Exactly as written, retype the listing below, omitting the pictures.

— start ITEMS —

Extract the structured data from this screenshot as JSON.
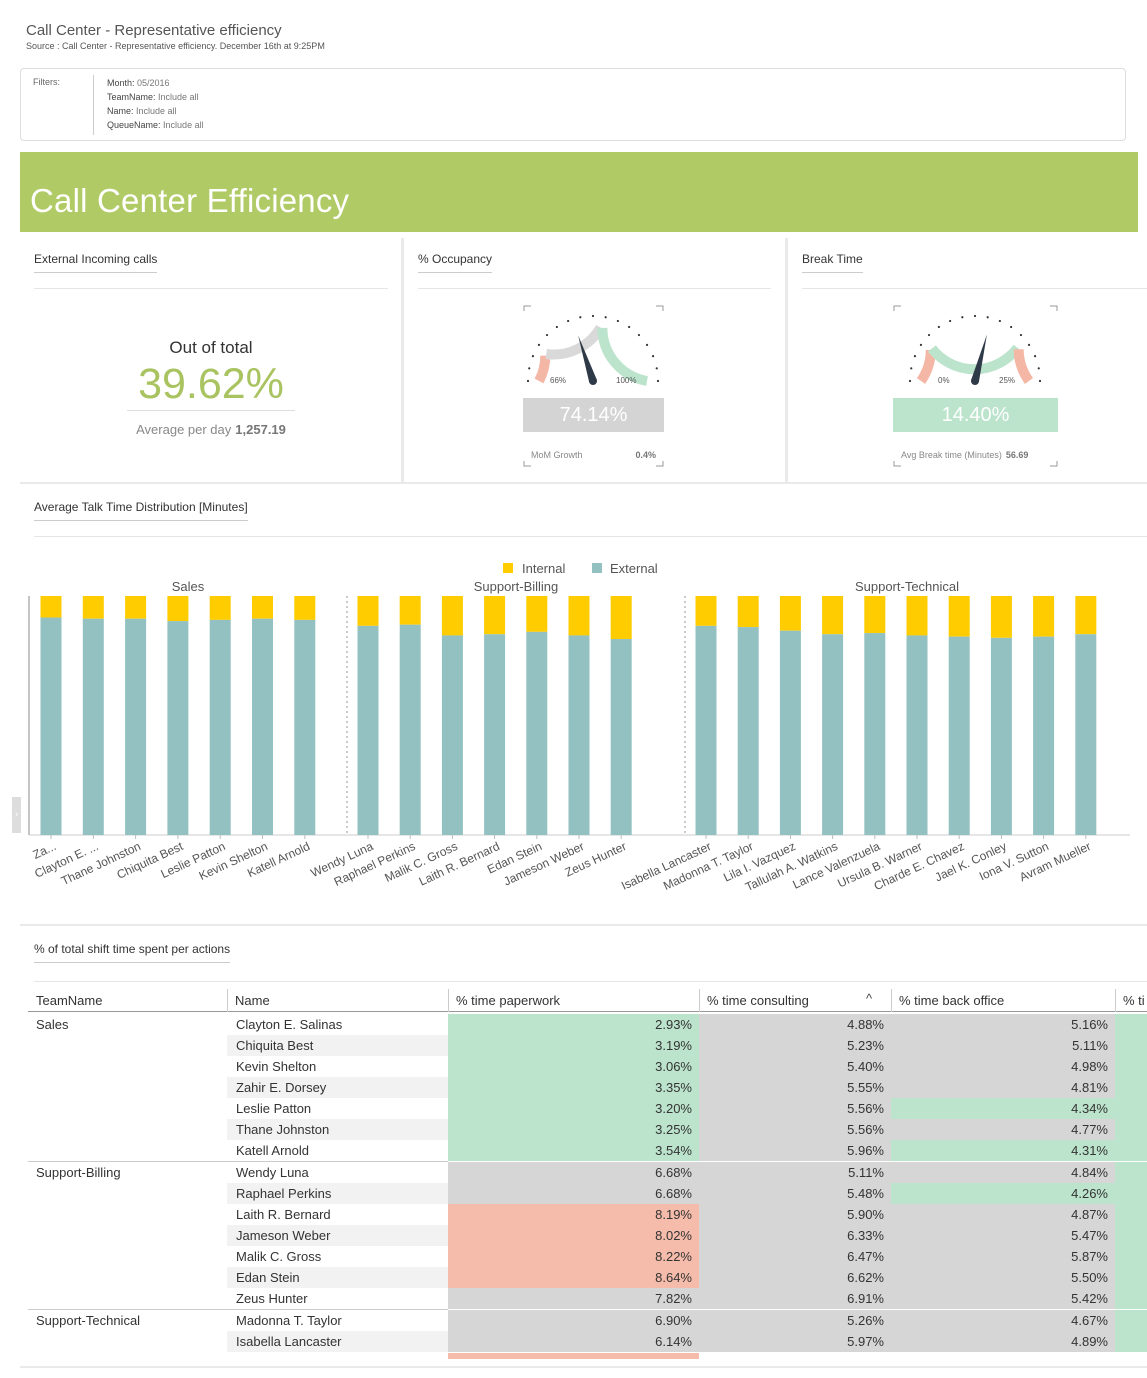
{
  "header": {
    "title": "Call Center - Representative efficiency",
    "source": "Source : Call Center - Representative efficiency. December 16th at 9:25PM"
  },
  "filters": {
    "label": "Filters:",
    "items": [
      {
        "key": "Month:",
        "value": "05/2016"
      },
      {
        "key": "TeamName:",
        "value": "Include all"
      },
      {
        "key": "Name:",
        "value": "Include all"
      },
      {
        "key": "QueueName:",
        "value": "Include all"
      }
    ]
  },
  "banner": {
    "title": "Call Center Efficiency",
    "color": "#b0ca66"
  },
  "kpi_external": {
    "title": "External Incoming calls",
    "caption": "Out of total",
    "value": "39.62%",
    "sub_label": "Average per day",
    "sub_value": "1,257.19"
  },
  "gauge_occupancy": {
    "title": "% Occupancy",
    "min_label": "66%",
    "max_label": "100%",
    "value": "74.14%",
    "needle_fraction": 0.4,
    "bar_color": "#d4d4d4",
    "footer_label": "MoM Growth",
    "footer_value": "0.4%"
  },
  "gauge_break": {
    "title": "Break Time",
    "min_label": "0%",
    "max_label": "25%",
    "value": "14.40%",
    "needle_fraction": 0.58,
    "bar_color": "#bce4cc",
    "footer_label": "Avg Break time (Minutes)",
    "footer_value": "56.69"
  },
  "talk_chart": {
    "title": "Average Talk Time Distribution [Minutes]"
  },
  "chart_data": {
    "type": "bar",
    "stacked": true,
    "legend": [
      "Internal",
      "External"
    ],
    "legend_position": "top-center",
    "colors": {
      "Internal": "#ffcc00",
      "External": "#93c1c1"
    },
    "groups": [
      {
        "name": "Sales",
        "categories": [
          "Za...",
          "Clayton E. ...",
          "Thane Johnston",
          "Chiquita Best",
          "Leslie Patton",
          "Kevin Shelton",
          "Katell Arnold"
        ],
        "internal": [
          9,
          9.5,
          9.5,
          10.5,
          10,
          9.5,
          10
        ],
        "external": [
          91,
          90.5,
          90.5,
          89.5,
          90,
          90.5,
          90
        ]
      },
      {
        "name": "Support-Billing",
        "categories": [
          "Wendy Luna",
          "Raphael Perkins",
          "Malik C. Gross",
          "Laith R. Bernard",
          "Edan Stein",
          "Jameson Weber",
          "Zeus Hunter"
        ],
        "internal": [
          12.5,
          12,
          16.5,
          16,
          15,
          16.5,
          18
        ],
        "external": [
          87.5,
          88,
          83.5,
          84,
          85,
          83.5,
          82
        ]
      },
      {
        "name": "Support-Technical",
        "categories": [
          "Isabella Lancaster",
          "Madonna T. Taylor",
          "Lila I. Vazquez",
          "Tallulah A. Watkins",
          "Lance Valenzuela",
          "Ursula B. Warner",
          "Charde E. Chavez",
          "Jael K. Conley",
          "Iona V. Sutton",
          "Avram Mueller"
        ],
        "internal": [
          12.5,
          13,
          14.5,
          16,
          15.5,
          16.5,
          17,
          17.5,
          17,
          16
        ],
        "external": [
          87.5,
          87,
          85.5,
          84,
          84.5,
          83.5,
          83,
          82.5,
          83,
          84
        ]
      }
    ],
    "ylim": [
      0,
      100
    ]
  },
  "shift_table": {
    "title": "% of total shift time spent per actions",
    "columns": [
      "TeamName",
      "Name",
      "% time paperwork",
      "% time consulting",
      "% time back office",
      "% ti"
    ],
    "sort_indicator": "^",
    "groups": [
      {
        "team": "Sales",
        "rows": [
          {
            "name": "Clayton E. Salinas",
            "paper": "2.93%",
            "consult": "4.88%",
            "back": "5.16%",
            "pc": "g",
            "bc": "n"
          },
          {
            "name": "Chiquita Best",
            "paper": "3.19%",
            "consult": "5.23%",
            "back": "5.11%",
            "pc": "g",
            "bc": "n"
          },
          {
            "name": "Kevin Shelton",
            "paper": "3.06%",
            "consult": "5.40%",
            "back": "4.98%",
            "pc": "g",
            "bc": "n"
          },
          {
            "name": "Zahir E. Dorsey",
            "paper": "3.35%",
            "consult": "5.55%",
            "back": "4.81%",
            "pc": "g",
            "bc": "n"
          },
          {
            "name": "Leslie Patton",
            "paper": "3.20%",
            "consult": "5.56%",
            "back": "4.34%",
            "pc": "g",
            "bc": "g"
          },
          {
            "name": "Thane Johnston",
            "paper": "3.25%",
            "consult": "5.56%",
            "back": "4.77%",
            "pc": "g",
            "bc": "n"
          },
          {
            "name": "Katell Arnold",
            "paper": "3.54%",
            "consult": "5.96%",
            "back": "4.31%",
            "pc": "g",
            "bc": "g"
          }
        ]
      },
      {
        "team": "Support-Billing",
        "rows": [
          {
            "name": "Wendy Luna",
            "paper": "6.68%",
            "consult": "5.11%",
            "back": "4.84%",
            "pc": "n",
            "bc": "n"
          },
          {
            "name": "Raphael Perkins",
            "paper": "6.68%",
            "consult": "5.48%",
            "back": "4.26%",
            "pc": "n",
            "bc": "g"
          },
          {
            "name": "Laith R. Bernard",
            "paper": "8.19%",
            "consult": "5.90%",
            "back": "4.87%",
            "pc": "r",
            "bc": "n"
          },
          {
            "name": "Jameson Weber",
            "paper": "8.02%",
            "consult": "6.33%",
            "back": "5.47%",
            "pc": "r",
            "bc": "n"
          },
          {
            "name": "Malik C. Gross",
            "paper": "8.22%",
            "consult": "6.47%",
            "back": "5.87%",
            "pc": "r",
            "bc": "n"
          },
          {
            "name": "Edan Stein",
            "paper": "8.64%",
            "consult": "6.62%",
            "back": "5.50%",
            "pc": "r",
            "bc": "n"
          },
          {
            "name": "Zeus Hunter",
            "paper": "7.82%",
            "consult": "6.91%",
            "back": "5.42%",
            "pc": "n",
            "bc": "n"
          }
        ]
      },
      {
        "team": "Support-Technical",
        "rows": [
          {
            "name": "Madonna T. Taylor",
            "paper": "6.90%",
            "consult": "5.26%",
            "back": "4.67%",
            "pc": "n",
            "bc": "n"
          },
          {
            "name": "Isabella Lancaster",
            "paper": "6.14%",
            "consult": "5.97%",
            "back": "4.89%",
            "pc": "n",
            "bc": "n"
          }
        ]
      }
    ],
    "colors": {
      "g": "#bce4cc",
      "r": "#f5bcab",
      "n": "#d6d6d6"
    }
  }
}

— end ITEMS —

▶ _REPLY_:
Extract the structured data from this screenshot as JSON.
{
  "header": {
    "title": "Call Center - Representative efficiency",
    "source": "Source : Call Center - Representative efficiency. December 16th at 9:25PM"
  },
  "filters": {
    "label": "Filters:",
    "items": [
      {
        "key": "Month:",
        "value": "05/2016"
      },
      {
        "key": "TeamName:",
        "value": "Include all"
      },
      {
        "key": "Name:",
        "value": "Include all"
      },
      {
        "key": "QueueName:",
        "value": "Include all"
      }
    ]
  },
  "banner": {
    "title": "Call Center Efficiency",
    "color": "#b0ca66"
  },
  "kpi_external": {
    "title": "External Incoming calls",
    "caption": "Out of total",
    "value": "39.62%",
    "sub_label": "Average per day",
    "sub_value": "1,257.19"
  },
  "gauge_occupancy": {
    "title": "% Occupancy",
    "min_label": "66%",
    "max_label": "100%",
    "value": "74.14%",
    "needle_fraction": 0.4,
    "bar_color": "#d4d4d4",
    "footer_label": "MoM Growth",
    "footer_value": "0.4%"
  },
  "gauge_break": {
    "title": "Break Time",
    "min_label": "0%",
    "max_label": "25%",
    "value": "14.40%",
    "needle_fraction": 0.58,
    "bar_color": "#bce4cc",
    "footer_label": "Avg Break time (Minutes)",
    "footer_value": "56.69"
  },
  "talk_chart": {
    "title": "Average Talk Time Distribution [Minutes]"
  },
  "chart_data": {
    "type": "bar",
    "stacked": true,
    "legend": [
      "Internal",
      "External"
    ],
    "legend_position": "top-center",
    "colors": {
      "Internal": "#ffcc00",
      "External": "#93c1c1"
    },
    "groups": [
      {
        "name": "Sales",
        "categories": [
          "Za...",
          "Clayton E. ...",
          "Thane Johnston",
          "Chiquita Best",
          "Leslie Patton",
          "Kevin Shelton",
          "Katell Arnold"
        ],
        "internal": [
          9,
          9.5,
          9.5,
          10.5,
          10,
          9.5,
          10
        ],
        "external": [
          91,
          90.5,
          90.5,
          89.5,
          90,
          90.5,
          90
        ]
      },
      {
        "name": "Support-Billing",
        "categories": [
          "Wendy Luna",
          "Raphael Perkins",
          "Malik C. Gross",
          "Laith R. Bernard",
          "Edan Stein",
          "Jameson Weber",
          "Zeus Hunter"
        ],
        "internal": [
          12.5,
          12,
          16.5,
          16,
          15,
          16.5,
          18
        ],
        "external": [
          87.5,
          88,
          83.5,
          84,
          85,
          83.5,
          82
        ]
      },
      {
        "name": "Support-Technical",
        "categories": [
          "Isabella Lancaster",
          "Madonna T. Taylor",
          "Lila I. Vazquez",
          "Tallulah A. Watkins",
          "Lance Valenzuela",
          "Ursula B. Warner",
          "Charde E. Chavez",
          "Jael K. Conley",
          "Iona V. Sutton",
          "Avram Mueller"
        ],
        "internal": [
          12.5,
          13,
          14.5,
          16,
          15.5,
          16.5,
          17,
          17.5,
          17,
          16
        ],
        "external": [
          87.5,
          87,
          85.5,
          84,
          84.5,
          83.5,
          83,
          82.5,
          83,
          84
        ]
      }
    ],
    "ylim": [
      0,
      100
    ]
  },
  "shift_table": {
    "title": "% of total shift time spent per actions",
    "columns": [
      "TeamName",
      "Name",
      "% time paperwork",
      "% time consulting",
      "% time back office",
      "% ti"
    ],
    "sort_indicator": "^",
    "groups": [
      {
        "team": "Sales",
        "rows": [
          {
            "name": "Clayton E. Salinas",
            "paper": "2.93%",
            "consult": "4.88%",
            "back": "5.16%",
            "pc": "g",
            "bc": "n"
          },
          {
            "name": "Chiquita Best",
            "paper": "3.19%",
            "consult": "5.23%",
            "back": "5.11%",
            "pc": "g",
            "bc": "n"
          },
          {
            "name": "Kevin Shelton",
            "paper": "3.06%",
            "consult": "5.40%",
            "back": "4.98%",
            "pc": "g",
            "bc": "n"
          },
          {
            "name": "Zahir E. Dorsey",
            "paper": "3.35%",
            "consult": "5.55%",
            "back": "4.81%",
            "pc": "g",
            "bc": "n"
          },
          {
            "name": "Leslie Patton",
            "paper": "3.20%",
            "consult": "5.56%",
            "back": "4.34%",
            "pc": "g",
            "bc": "g"
          },
          {
            "name": "Thane Johnston",
            "paper": "3.25%",
            "consult": "5.56%",
            "back": "4.77%",
            "pc": "g",
            "bc": "n"
          },
          {
            "name": "Katell Arnold",
            "paper": "3.54%",
            "consult": "5.96%",
            "back": "4.31%",
            "pc": "g",
            "bc": "g"
          }
        ]
      },
      {
        "team": "Support-Billing",
        "rows": [
          {
            "name": "Wendy Luna",
            "paper": "6.68%",
            "consult": "5.11%",
            "back": "4.84%",
            "pc": "n",
            "bc": "n"
          },
          {
            "name": "Raphael Perkins",
            "paper": "6.68%",
            "consult": "5.48%",
            "back": "4.26%",
            "pc": "n",
            "bc": "g"
          },
          {
            "name": "Laith R. Bernard",
            "paper": "8.19%",
            "consult": "5.90%",
            "back": "4.87%",
            "pc": "r",
            "bc": "n"
          },
          {
            "name": "Jameson Weber",
            "paper": "8.02%",
            "consult": "6.33%",
            "back": "5.47%",
            "pc": "r",
            "bc": "n"
          },
          {
            "name": "Malik C. Gross",
            "paper": "8.22%",
            "consult": "6.47%",
            "back": "5.87%",
            "pc": "r",
            "bc": "n"
          },
          {
            "name": "Edan Stein",
            "paper": "8.64%",
            "consult": "6.62%",
            "back": "5.50%",
            "pc": "r",
            "bc": "n"
          },
          {
            "name": "Zeus Hunter",
            "paper": "7.82%",
            "consult": "6.91%",
            "back": "5.42%",
            "pc": "n",
            "bc": "n"
          }
        ]
      },
      {
        "team": "Support-Technical",
        "rows": [
          {
            "name": "Madonna T. Taylor",
            "paper": "6.90%",
            "consult": "5.26%",
            "back": "4.67%",
            "pc": "n",
            "bc": "n"
          },
          {
            "name": "Isabella Lancaster",
            "paper": "6.14%",
            "consult": "5.97%",
            "back": "4.89%",
            "pc": "n",
            "bc": "n"
          }
        ]
      }
    ],
    "colors": {
      "g": "#bce4cc",
      "r": "#f5bcab",
      "n": "#d6d6d6"
    }
  }
}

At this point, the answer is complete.